Dataset lines
★ ★ ★ ★
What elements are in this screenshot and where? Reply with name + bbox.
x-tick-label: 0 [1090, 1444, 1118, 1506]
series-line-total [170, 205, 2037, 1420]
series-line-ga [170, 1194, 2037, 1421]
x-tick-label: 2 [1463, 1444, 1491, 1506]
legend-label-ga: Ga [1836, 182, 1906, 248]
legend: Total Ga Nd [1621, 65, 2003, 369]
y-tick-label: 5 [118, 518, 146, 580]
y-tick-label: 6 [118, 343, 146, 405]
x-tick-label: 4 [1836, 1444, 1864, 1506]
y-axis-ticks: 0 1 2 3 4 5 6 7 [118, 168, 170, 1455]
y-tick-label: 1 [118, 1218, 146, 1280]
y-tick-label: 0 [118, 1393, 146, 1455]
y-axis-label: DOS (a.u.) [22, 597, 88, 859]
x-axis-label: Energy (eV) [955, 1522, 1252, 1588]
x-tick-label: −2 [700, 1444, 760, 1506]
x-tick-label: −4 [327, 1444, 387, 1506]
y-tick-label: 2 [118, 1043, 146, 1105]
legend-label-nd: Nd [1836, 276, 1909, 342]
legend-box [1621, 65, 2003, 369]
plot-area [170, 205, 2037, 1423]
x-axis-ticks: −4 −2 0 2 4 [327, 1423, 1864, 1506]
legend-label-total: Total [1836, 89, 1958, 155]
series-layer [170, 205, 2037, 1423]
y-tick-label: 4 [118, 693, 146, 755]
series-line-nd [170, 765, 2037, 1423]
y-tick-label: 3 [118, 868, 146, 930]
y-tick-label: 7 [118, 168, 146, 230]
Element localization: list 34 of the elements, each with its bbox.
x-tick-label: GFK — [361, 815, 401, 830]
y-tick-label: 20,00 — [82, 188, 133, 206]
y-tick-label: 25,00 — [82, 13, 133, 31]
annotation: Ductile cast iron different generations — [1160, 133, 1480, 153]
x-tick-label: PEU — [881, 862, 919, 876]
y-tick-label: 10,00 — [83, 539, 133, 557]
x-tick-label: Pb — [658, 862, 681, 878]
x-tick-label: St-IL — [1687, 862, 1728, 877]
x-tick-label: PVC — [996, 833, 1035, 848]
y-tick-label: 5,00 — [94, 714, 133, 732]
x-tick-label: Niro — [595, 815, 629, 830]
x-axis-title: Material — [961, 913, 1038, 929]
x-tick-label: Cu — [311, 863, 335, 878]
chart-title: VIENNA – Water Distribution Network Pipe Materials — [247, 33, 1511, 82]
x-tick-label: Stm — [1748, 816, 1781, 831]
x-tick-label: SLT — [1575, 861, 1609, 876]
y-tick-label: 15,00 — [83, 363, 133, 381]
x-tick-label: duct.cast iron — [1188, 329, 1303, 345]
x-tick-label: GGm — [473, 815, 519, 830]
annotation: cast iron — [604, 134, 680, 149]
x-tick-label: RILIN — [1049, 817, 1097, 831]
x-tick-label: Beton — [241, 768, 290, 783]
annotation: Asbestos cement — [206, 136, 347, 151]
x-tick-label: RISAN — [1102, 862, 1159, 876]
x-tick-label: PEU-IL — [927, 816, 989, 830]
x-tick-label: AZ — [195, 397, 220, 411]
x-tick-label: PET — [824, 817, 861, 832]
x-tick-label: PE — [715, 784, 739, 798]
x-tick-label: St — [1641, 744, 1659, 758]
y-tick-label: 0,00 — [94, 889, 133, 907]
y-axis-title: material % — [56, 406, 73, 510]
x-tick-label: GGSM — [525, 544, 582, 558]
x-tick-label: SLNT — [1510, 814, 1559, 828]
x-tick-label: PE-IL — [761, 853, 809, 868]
★ ★ ★ ★
# [The request]
Please give only the number of lines above that contain the string "title". Case counts.

# [Response below]
3